Give only the count of lines containing "Sikok".

***** Data supplied *****

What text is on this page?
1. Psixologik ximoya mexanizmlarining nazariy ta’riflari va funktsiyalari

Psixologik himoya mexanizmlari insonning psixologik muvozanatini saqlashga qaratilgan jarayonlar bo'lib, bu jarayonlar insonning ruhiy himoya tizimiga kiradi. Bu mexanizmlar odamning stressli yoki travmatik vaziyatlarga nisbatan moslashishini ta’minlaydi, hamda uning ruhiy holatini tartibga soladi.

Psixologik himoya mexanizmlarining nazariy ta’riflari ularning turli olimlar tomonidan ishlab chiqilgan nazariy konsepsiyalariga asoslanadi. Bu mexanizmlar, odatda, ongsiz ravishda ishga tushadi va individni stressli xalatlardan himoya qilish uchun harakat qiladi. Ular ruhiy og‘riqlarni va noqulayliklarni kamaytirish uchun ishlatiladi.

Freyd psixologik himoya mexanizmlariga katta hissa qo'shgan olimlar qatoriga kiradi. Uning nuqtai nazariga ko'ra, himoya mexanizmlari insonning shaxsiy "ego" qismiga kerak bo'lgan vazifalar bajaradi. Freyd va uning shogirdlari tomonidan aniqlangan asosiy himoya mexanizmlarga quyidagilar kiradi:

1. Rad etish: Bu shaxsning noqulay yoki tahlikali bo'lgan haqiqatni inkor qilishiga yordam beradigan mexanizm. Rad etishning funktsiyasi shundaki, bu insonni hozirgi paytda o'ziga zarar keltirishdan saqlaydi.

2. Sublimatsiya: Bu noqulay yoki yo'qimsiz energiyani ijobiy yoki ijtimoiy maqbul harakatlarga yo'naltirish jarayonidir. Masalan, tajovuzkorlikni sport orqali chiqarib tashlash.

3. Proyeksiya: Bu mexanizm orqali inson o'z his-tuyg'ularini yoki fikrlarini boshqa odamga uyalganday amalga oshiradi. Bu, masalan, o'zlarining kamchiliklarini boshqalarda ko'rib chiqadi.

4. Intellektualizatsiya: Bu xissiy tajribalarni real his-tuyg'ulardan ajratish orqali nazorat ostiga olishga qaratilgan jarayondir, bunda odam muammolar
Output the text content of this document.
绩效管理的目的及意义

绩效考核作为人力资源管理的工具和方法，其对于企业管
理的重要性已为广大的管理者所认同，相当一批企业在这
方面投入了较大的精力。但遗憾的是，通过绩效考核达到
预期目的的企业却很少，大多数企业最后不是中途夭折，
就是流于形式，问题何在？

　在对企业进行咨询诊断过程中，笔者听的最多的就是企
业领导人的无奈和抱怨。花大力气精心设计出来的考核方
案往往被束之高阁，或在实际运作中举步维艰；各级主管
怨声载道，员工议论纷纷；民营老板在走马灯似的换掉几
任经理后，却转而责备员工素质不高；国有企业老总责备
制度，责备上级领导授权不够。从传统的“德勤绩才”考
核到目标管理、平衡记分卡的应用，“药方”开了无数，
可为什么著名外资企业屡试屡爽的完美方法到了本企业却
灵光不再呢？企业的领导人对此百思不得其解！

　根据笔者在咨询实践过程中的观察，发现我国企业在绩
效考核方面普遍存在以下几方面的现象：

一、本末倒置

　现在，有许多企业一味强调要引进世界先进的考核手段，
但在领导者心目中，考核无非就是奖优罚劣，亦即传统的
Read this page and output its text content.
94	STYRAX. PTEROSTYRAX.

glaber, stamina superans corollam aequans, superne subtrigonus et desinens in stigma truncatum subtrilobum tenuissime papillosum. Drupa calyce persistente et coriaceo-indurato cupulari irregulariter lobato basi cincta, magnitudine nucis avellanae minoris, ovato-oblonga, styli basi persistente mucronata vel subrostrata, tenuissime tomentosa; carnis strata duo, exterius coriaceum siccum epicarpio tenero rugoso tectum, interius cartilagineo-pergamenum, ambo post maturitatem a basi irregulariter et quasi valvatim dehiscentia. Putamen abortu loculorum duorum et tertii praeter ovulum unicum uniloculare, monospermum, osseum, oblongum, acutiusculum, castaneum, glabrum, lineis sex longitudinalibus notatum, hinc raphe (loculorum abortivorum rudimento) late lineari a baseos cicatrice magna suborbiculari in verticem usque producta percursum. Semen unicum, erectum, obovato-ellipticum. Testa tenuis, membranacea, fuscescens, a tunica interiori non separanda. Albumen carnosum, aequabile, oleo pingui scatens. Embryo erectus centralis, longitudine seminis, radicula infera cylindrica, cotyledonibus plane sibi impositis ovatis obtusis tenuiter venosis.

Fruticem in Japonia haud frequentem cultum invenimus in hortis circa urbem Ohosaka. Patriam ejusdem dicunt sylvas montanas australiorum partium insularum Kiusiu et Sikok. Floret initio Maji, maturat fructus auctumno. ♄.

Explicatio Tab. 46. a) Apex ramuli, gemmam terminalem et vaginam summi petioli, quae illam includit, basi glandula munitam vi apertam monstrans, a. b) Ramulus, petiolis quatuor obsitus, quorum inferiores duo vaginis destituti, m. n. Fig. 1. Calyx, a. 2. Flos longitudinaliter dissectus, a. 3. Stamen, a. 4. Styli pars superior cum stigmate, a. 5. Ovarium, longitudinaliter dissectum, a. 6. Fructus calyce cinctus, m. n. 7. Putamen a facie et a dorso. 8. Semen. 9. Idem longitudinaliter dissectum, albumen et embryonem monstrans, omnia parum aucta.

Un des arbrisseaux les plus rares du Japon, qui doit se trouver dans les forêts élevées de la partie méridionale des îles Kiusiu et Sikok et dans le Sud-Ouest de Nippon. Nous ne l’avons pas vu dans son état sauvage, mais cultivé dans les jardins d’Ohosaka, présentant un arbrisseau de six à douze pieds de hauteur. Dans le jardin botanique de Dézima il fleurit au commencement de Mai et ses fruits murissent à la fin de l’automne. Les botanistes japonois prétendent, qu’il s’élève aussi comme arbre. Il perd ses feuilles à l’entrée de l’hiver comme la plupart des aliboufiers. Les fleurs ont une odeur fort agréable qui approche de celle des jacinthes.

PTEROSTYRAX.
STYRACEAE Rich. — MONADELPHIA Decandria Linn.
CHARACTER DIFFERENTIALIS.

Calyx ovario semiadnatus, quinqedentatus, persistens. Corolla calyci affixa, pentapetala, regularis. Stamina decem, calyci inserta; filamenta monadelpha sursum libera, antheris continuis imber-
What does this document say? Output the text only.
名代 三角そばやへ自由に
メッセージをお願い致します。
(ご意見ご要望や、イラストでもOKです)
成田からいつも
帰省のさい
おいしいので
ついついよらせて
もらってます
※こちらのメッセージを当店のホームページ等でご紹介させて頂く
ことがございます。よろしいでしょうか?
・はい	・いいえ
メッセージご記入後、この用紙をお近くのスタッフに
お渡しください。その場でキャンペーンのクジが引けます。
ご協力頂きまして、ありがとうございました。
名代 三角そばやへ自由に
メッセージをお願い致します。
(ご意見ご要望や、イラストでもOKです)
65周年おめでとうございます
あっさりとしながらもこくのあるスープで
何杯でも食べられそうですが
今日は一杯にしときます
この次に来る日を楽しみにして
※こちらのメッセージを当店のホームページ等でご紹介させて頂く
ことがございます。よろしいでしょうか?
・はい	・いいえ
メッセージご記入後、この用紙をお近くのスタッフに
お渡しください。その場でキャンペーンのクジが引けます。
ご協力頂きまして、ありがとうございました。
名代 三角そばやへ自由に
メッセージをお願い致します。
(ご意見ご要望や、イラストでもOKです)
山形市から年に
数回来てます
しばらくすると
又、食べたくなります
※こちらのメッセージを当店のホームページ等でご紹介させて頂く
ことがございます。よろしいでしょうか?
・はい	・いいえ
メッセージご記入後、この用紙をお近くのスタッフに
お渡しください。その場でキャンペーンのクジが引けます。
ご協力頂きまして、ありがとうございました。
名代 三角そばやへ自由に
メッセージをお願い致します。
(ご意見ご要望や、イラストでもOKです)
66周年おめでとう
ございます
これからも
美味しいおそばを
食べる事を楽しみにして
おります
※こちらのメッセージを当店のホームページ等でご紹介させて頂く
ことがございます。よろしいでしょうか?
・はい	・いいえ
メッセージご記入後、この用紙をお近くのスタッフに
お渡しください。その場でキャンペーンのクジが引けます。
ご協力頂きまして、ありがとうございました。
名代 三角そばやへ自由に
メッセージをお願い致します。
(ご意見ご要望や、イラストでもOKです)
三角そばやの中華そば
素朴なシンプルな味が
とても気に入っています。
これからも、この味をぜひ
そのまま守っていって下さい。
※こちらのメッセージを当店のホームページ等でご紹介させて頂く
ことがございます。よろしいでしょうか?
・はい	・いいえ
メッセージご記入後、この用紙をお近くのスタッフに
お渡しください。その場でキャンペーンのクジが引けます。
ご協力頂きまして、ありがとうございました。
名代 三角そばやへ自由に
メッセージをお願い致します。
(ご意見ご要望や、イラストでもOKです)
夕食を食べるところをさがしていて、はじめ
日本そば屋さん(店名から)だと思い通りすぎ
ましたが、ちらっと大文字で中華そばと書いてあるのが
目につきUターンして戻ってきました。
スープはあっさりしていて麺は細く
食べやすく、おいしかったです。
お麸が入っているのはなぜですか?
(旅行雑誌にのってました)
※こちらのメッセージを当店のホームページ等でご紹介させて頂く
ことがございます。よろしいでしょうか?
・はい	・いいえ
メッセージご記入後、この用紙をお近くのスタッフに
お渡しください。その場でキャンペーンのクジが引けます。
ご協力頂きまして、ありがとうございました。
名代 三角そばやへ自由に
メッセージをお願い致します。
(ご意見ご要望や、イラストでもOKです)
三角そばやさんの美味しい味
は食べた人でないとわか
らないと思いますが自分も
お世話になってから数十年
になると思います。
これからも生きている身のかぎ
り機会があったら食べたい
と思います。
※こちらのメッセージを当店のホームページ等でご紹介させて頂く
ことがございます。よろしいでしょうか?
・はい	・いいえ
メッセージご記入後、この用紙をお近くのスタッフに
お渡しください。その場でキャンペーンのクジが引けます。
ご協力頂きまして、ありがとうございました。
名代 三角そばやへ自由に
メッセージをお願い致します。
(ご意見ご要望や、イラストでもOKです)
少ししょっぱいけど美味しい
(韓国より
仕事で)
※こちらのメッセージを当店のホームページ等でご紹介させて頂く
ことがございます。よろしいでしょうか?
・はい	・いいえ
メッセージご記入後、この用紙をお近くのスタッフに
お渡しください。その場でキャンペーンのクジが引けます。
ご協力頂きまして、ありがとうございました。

*****

* [Solution]: 2